# What you will do
In the copy, include every entry exactly but none of the images.

(begin)

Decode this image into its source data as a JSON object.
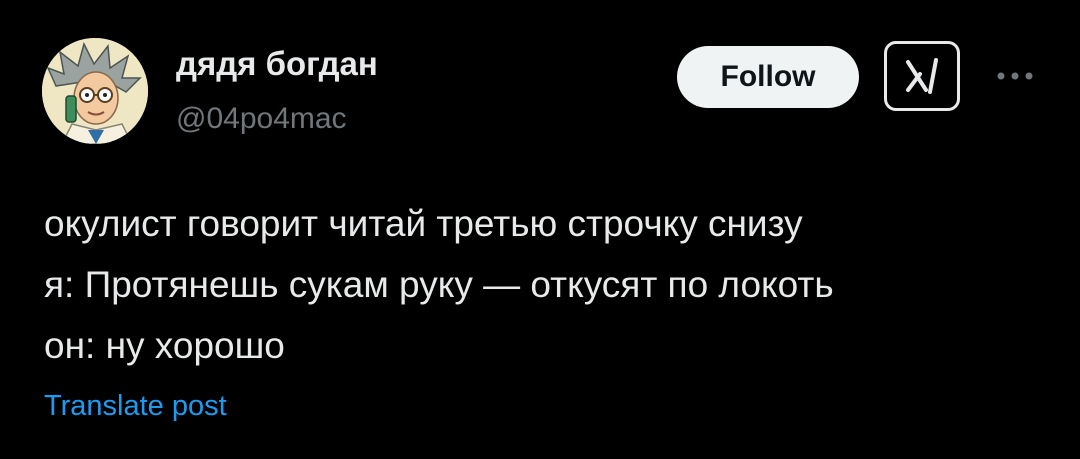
{
  "author": {
    "display_name": "дядя богдан",
    "handle": "@04po4mac",
    "avatar_icon": "cartoon-scientist-avatar"
  },
  "actions": {
    "follow_label": "Follow",
    "grok_icon": "grok-icon",
    "more_icon": "more-dots-icon"
  },
  "post": {
    "lines": [
      "окулист говорит читай третью строчку снизу",
      "я: Протянешь сукам руку — откусят по локоть",
      "он: ну хорошо"
    ],
    "translate_label": "Translate post"
  },
  "colors": {
    "background": "#000000",
    "text_primary": "#e7e9ea",
    "text_secondary": "#71767b",
    "link": "#1d9bf0",
    "follow_bg": "#eff3f4"
  }
}
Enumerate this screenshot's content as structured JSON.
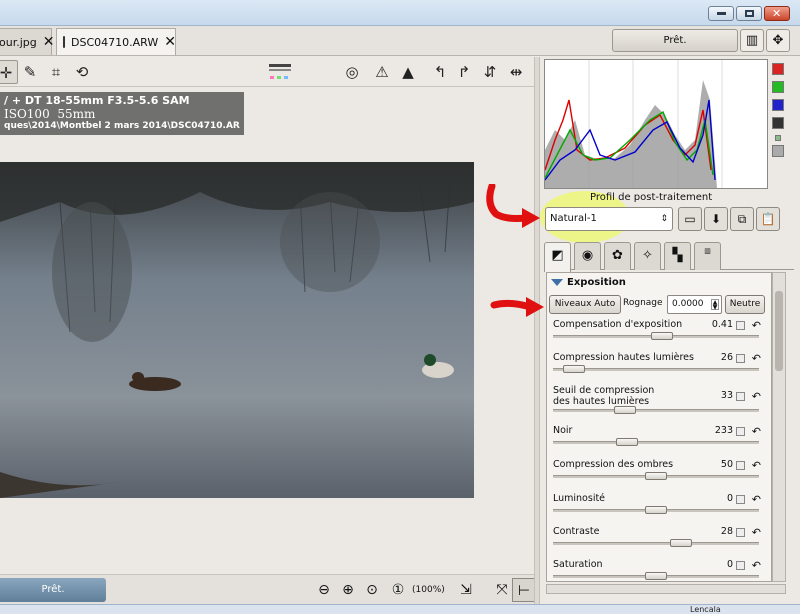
{
  "tabs": [
    {
      "label": "our.jpg",
      "active": false
    },
    {
      "label": "DSC04710.ARW",
      "active": true
    }
  ],
  "queue_button": "Prêt.",
  "exif": {
    "line1": "/ + DT 18-55mm F3.5-5.6 SAM",
    "line2_iso": "ISO100",
    "line2_focal": "55mm",
    "line3": "ques\\2014\\Montbel 2 mars 2014\\DSC04710.ARW"
  },
  "bottom": {
    "progress_label": "Prêt.",
    "zoom_level": "(100%)"
  },
  "processing": {
    "label": "Profil de post-traitement",
    "profile_value": "Natural-1"
  },
  "exposure": {
    "header": "Exposition",
    "auto_levels": "Niveaux Auto",
    "clip_label": "Rognage",
    "clip_value": "0.0000",
    "neutral": "Neutre",
    "sliders": [
      {
        "label": "Compensation d'exposition",
        "value": "0.41",
        "fraction": 0.53
      },
      {
        "label": "Compression hautes lumières",
        "value": "26",
        "fraction": 0.1
      },
      {
        "label": "Seuil de compression\ndes hautes lumières",
        "value": "33",
        "fraction": 0.35
      },
      {
        "label": "Noir",
        "value": "233",
        "fraction": 0.36
      },
      {
        "label": "Compression des ombres",
        "value": "50",
        "fraction": 0.5
      },
      {
        "label": "Luminosité",
        "value": "0",
        "fraction": 0.5
      },
      {
        "label": "Contraste",
        "value": "28",
        "fraction": 0.62
      },
      {
        "label": "Saturation",
        "value": "0",
        "fraction": 0.5
      }
    ]
  },
  "taskbar_text": "Lencala"
}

(end)

# Exercise output
Decode this image into its source data as a JSON object.
{
  "author": {
    "display_name": "дядя богдан",
    "handle": "@04po4mac",
    "avatar_icon": "cartoon-scientist-avatar"
  },
  "actions": {
    "follow_label": "Follow",
    "grok_icon": "grok-icon",
    "more_icon": "more-dots-icon"
  },
  "post": {
    "lines": [
      "окулист говорит читай третью строчку снизу",
      "я: Протянешь сукам руку — откусят по локоть",
      "он: ну хорошо"
    ],
    "translate_label": "Translate post"
  },
  "colors": {
    "background": "#000000",
    "text_primary": "#e7e9ea",
    "text_secondary": "#71767b",
    "link": "#1d9bf0",
    "follow_bg": "#eff3f4"
  }
}
Enumerate this screenshot's content as structured JSON.
{
  "tabs": [
    {
      "label": "our.jpg",
      "active": false
    },
    {
      "label": "DSC04710.ARW",
      "active": true
    }
  ],
  "queue_button": "Prêt.",
  "exif": {
    "line1": "/ + DT 18-55mm F3.5-5.6 SAM",
    "line2_iso": "ISO100",
    "line2_focal": "55mm",
    "line3": "ques\\2014\\Montbel 2 mars 2014\\DSC04710.ARW"
  },
  "bottom": {
    "progress_label": "Prêt.",
    "zoom_level": "(100%)"
  },
  "processing": {
    "label": "Profil de post-traitement",
    "profile_value": "Natural-1"
  },
  "exposure": {
    "header": "Exposition",
    "auto_levels": "Niveaux Auto",
    "clip_label": "Rognage",
    "clip_value": "0.0000",
    "neutral": "Neutre",
    "sliders": [
      {
        "label": "Compensation d'exposition",
        "value": "0.41",
        "fraction": 0.53
      },
      {
        "label": "Compression hautes lumières",
        "value": "26",
        "fraction": 0.1
      },
      {
        "label": "Seuil de compression\ndes hautes lumières",
        "value": "33",
        "fraction": 0.35
      },
      {
        "label": "Noir",
        "value": "233",
        "fraction": 0.36
      },
      {
        "label": "Compression des ombres",
        "value": "50",
        "fraction": 0.5
      },
      {
        "label": "Luminosité",
        "value": "0",
        "fraction": 0.5
      },
      {
        "label": "Contraste",
        "value": "28",
        "fraction": 0.62
      },
      {
        "label": "Saturation",
        "value": "0",
        "fraction": 0.5
      }
    ]
  },
  "taskbar_text": "Lencala"
}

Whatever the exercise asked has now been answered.